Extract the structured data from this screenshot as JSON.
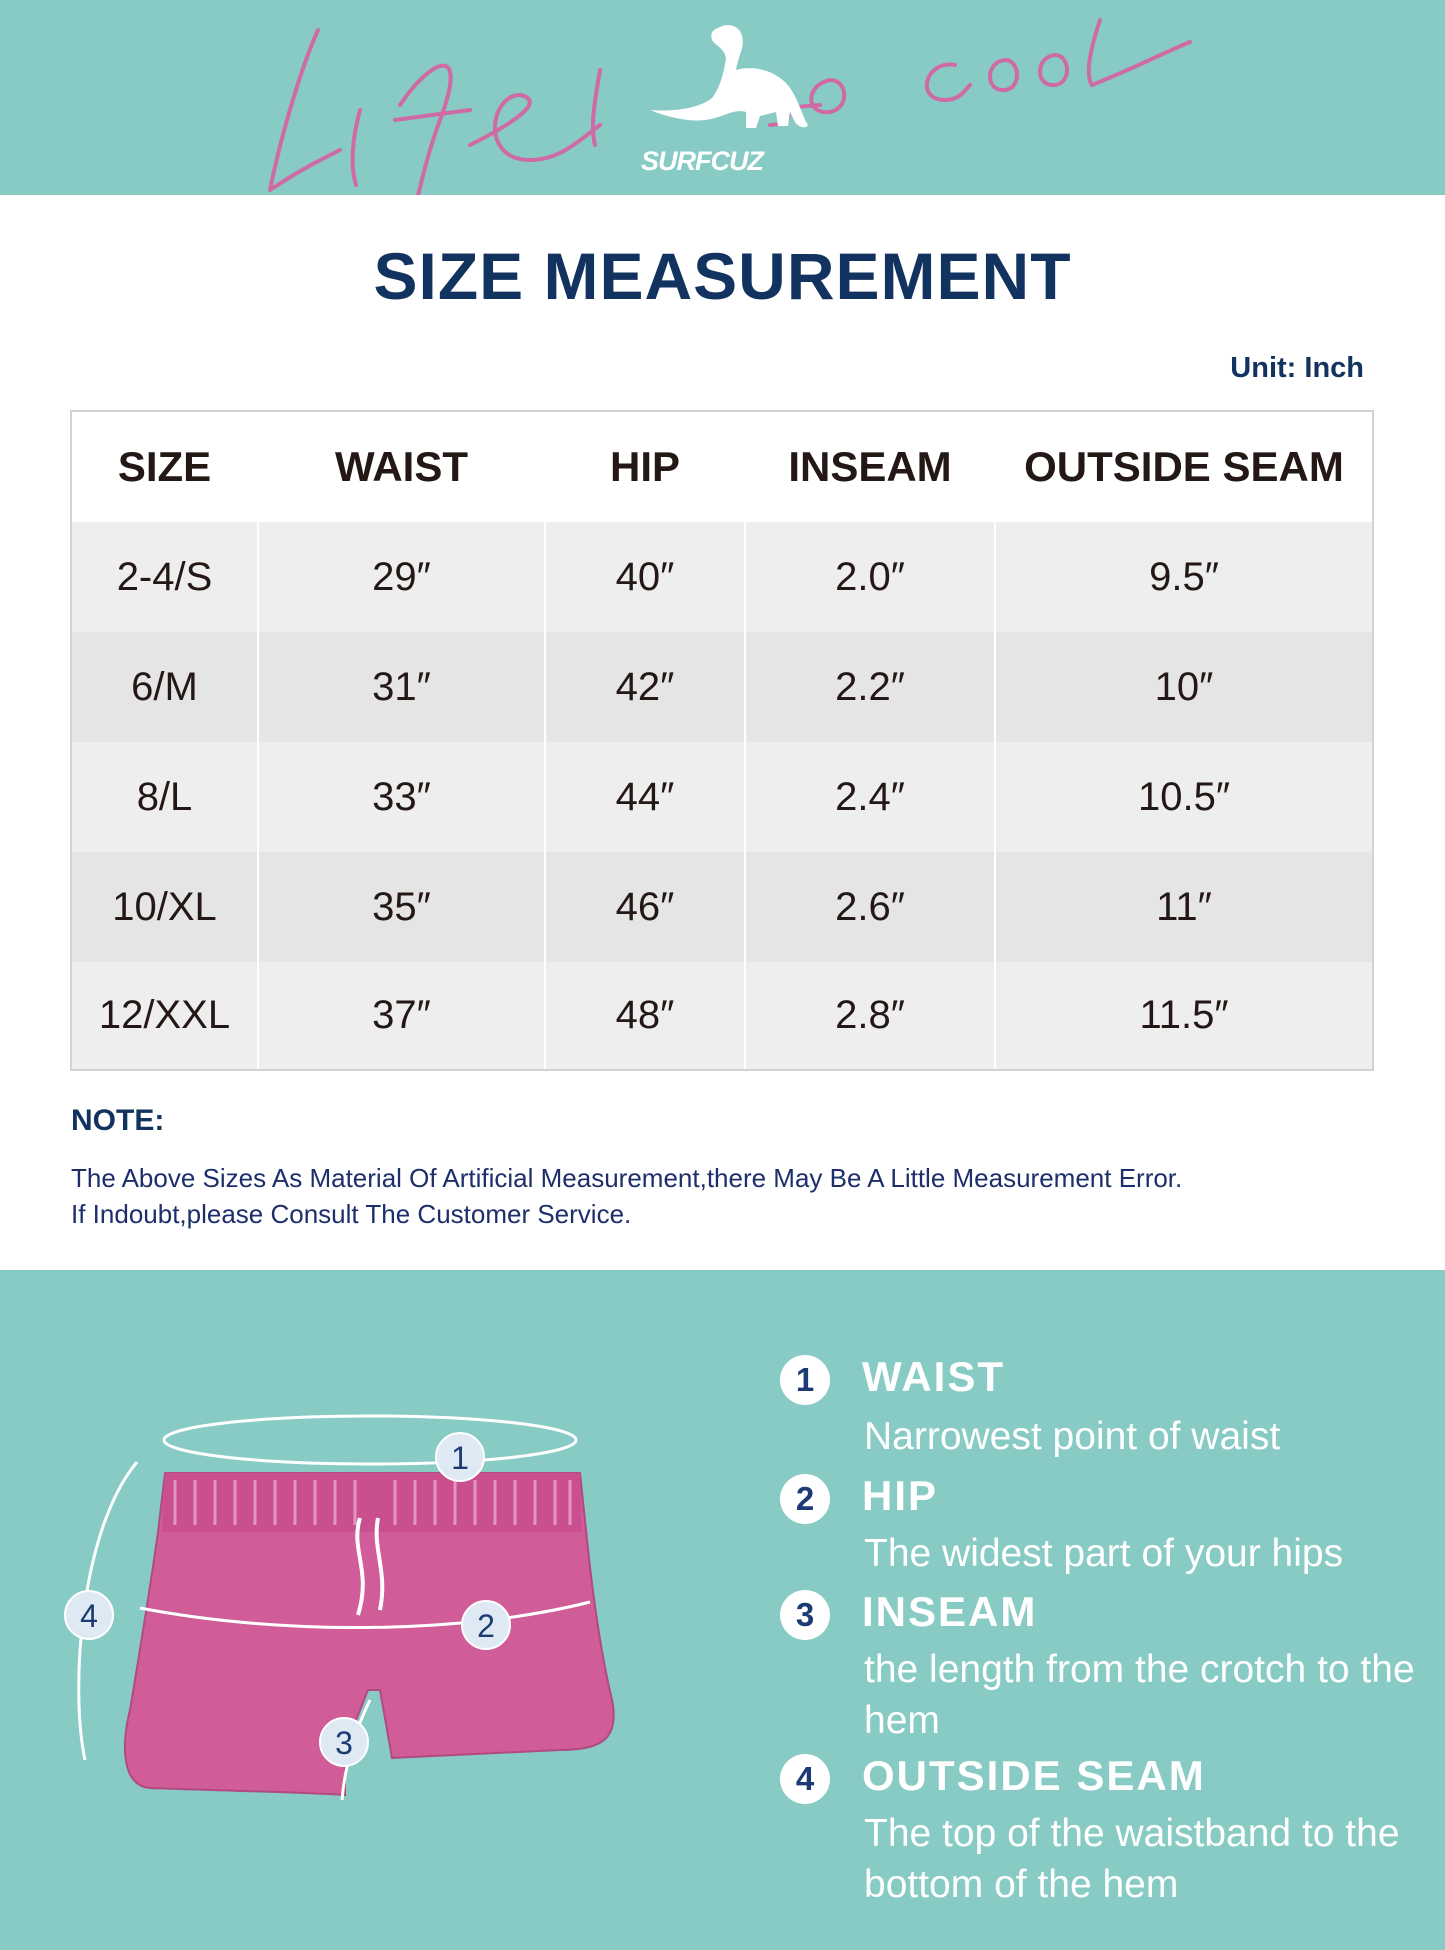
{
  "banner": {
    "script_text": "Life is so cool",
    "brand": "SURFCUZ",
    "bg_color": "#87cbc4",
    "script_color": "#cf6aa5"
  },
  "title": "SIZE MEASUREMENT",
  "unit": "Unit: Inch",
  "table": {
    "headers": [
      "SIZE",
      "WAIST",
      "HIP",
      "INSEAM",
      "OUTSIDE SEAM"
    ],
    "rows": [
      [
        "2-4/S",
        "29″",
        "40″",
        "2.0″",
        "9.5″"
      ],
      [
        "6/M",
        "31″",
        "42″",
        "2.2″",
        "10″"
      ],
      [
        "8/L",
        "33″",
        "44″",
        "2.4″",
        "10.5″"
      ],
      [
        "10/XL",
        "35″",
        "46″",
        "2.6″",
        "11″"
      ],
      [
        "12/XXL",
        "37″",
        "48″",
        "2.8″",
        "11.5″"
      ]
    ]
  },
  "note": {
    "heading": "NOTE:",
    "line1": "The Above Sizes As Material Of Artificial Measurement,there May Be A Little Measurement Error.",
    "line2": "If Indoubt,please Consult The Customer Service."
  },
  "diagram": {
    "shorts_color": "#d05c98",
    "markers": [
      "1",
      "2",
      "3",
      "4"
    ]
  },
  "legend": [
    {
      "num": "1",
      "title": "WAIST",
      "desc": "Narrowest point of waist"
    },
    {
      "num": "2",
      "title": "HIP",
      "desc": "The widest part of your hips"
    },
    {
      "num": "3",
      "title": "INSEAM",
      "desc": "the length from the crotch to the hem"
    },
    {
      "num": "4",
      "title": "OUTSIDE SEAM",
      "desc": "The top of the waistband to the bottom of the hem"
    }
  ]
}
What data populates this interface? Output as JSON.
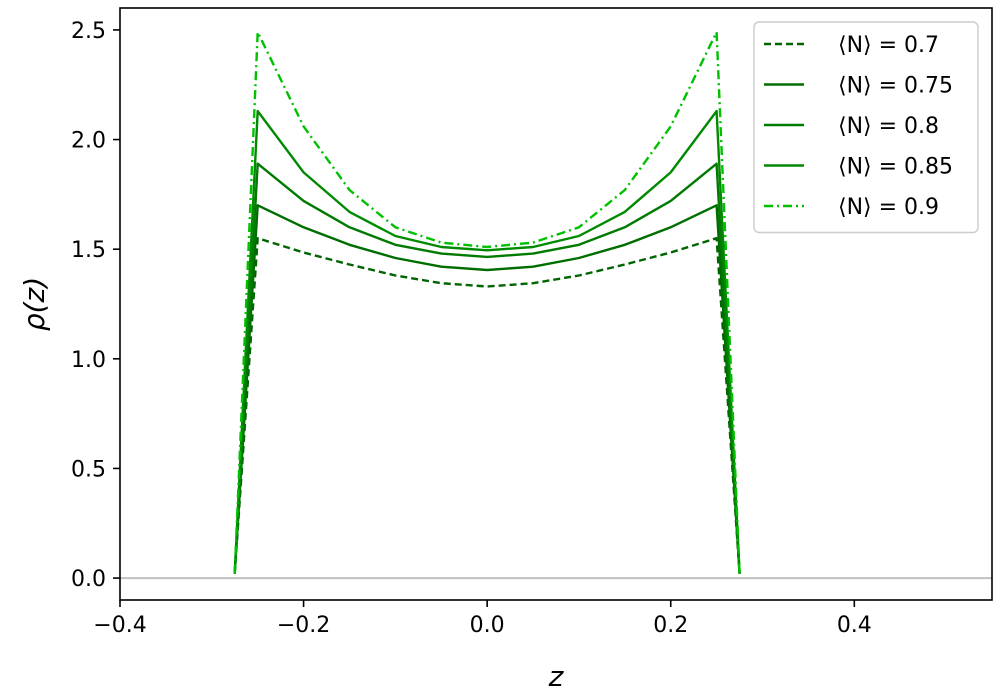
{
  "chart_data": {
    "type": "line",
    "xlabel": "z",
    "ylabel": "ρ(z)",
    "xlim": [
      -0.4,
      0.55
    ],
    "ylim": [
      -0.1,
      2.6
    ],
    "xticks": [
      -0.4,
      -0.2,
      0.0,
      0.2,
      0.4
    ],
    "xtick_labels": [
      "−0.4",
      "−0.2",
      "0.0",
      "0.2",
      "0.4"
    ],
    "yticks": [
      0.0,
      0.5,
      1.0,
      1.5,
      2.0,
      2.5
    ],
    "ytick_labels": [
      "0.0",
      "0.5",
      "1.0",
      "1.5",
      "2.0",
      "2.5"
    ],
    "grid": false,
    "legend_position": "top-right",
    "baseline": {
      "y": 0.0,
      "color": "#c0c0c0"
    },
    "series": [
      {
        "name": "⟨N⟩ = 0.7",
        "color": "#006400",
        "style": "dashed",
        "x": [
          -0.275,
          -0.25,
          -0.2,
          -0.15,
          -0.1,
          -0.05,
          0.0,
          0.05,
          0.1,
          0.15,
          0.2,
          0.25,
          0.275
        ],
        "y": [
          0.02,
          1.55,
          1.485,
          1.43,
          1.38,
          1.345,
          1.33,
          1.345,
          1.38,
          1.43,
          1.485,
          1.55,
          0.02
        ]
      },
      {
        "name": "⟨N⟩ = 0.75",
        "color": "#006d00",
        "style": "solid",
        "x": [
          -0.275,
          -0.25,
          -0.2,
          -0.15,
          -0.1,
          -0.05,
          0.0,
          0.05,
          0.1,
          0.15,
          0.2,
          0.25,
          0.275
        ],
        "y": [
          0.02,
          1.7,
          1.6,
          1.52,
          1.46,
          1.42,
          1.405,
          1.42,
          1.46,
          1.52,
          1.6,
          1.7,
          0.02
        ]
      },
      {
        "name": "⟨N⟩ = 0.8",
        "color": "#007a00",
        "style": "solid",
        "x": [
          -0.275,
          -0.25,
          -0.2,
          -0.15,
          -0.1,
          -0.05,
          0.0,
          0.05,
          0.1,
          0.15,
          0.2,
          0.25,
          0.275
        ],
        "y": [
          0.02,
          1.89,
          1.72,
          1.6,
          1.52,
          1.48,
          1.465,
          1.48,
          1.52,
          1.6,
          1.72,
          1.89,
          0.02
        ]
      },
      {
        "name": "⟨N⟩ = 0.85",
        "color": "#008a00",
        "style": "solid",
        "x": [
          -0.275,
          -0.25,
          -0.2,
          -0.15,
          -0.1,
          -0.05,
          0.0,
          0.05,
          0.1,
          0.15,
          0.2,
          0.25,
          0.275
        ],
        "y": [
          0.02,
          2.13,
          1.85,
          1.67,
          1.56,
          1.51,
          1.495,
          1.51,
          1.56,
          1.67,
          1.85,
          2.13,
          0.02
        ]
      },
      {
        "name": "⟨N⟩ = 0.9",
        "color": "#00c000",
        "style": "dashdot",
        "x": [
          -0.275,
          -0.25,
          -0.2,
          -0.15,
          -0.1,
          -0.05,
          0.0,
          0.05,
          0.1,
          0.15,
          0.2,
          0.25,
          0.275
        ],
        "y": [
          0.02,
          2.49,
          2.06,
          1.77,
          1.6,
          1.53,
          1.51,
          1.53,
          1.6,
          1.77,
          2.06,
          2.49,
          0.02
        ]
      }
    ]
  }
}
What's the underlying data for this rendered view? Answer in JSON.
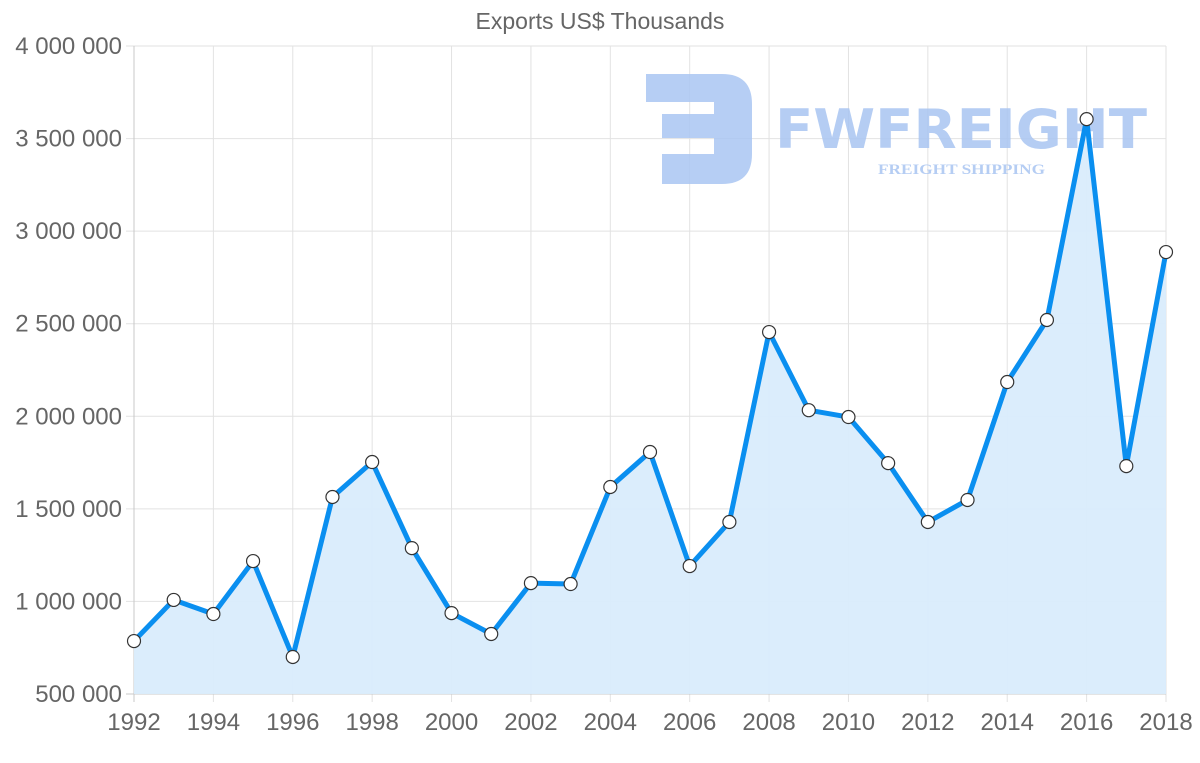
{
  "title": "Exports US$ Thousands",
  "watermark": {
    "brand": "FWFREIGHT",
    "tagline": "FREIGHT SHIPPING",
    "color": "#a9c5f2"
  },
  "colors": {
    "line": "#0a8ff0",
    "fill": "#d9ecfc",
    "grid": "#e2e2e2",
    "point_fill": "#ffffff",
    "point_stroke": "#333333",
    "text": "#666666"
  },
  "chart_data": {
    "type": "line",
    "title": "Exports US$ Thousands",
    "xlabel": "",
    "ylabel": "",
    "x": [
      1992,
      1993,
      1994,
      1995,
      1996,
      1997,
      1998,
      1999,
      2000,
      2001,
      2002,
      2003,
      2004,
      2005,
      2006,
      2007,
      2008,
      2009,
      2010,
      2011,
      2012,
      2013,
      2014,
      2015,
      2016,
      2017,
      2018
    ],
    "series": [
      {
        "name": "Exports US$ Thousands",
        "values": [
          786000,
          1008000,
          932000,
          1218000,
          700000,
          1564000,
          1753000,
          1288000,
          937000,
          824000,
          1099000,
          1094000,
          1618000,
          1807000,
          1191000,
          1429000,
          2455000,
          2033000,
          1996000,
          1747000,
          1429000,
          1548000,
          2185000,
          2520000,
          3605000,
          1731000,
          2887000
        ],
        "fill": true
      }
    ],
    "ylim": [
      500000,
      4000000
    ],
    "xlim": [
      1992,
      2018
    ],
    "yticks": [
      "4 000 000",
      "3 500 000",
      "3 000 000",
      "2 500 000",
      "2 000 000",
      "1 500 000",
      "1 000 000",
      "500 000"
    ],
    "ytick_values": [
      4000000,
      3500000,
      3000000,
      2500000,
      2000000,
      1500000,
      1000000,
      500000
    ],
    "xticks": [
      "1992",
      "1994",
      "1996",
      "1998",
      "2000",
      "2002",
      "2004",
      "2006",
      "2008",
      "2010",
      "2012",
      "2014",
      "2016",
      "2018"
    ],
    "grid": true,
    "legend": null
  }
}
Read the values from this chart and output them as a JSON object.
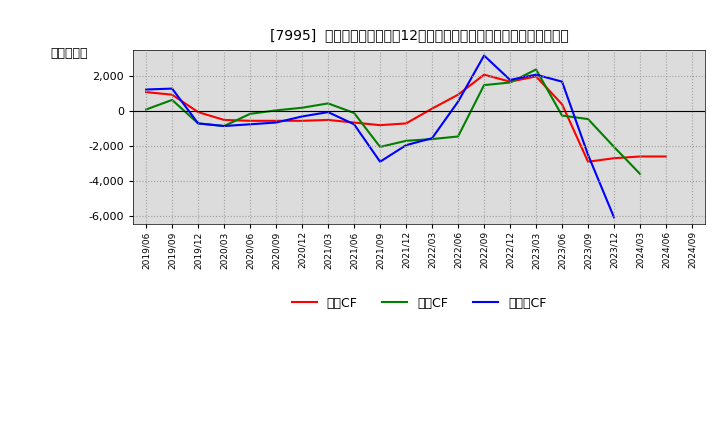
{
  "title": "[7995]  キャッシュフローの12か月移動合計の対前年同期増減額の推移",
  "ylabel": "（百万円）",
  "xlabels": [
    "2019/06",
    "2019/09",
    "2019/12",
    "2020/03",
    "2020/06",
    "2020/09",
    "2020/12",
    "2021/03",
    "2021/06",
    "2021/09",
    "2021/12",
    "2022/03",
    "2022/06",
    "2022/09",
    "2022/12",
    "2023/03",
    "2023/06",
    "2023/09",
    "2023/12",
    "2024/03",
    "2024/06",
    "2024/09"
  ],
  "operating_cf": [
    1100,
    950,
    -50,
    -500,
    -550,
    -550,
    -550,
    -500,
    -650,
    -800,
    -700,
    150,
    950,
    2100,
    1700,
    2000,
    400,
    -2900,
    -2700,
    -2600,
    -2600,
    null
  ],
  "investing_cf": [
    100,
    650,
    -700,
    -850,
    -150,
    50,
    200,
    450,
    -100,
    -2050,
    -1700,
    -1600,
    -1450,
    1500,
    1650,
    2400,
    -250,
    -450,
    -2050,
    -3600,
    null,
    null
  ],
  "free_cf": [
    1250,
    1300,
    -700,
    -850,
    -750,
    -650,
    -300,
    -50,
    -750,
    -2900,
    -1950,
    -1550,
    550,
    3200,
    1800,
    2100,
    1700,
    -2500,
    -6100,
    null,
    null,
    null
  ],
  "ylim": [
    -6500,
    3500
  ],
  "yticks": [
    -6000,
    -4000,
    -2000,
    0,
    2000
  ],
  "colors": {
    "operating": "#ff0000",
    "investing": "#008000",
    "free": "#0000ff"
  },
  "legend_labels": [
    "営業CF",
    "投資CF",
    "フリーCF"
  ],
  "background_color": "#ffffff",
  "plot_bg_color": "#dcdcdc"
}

■ THE EXERCISE ■
Show the lines of the records that include the string "name".

■ FULL RESPONSE ■
        "name": "⟨N⟩ = 0.7",
        "name": "⟨N⟩ = 0.75",
        "name": "⟨N⟩ = 0.8",
        "name": "⟨N⟩ = 0.85",
        "name": "⟨N⟩ = 0.9",
        "name": "Exports US$ Thousands",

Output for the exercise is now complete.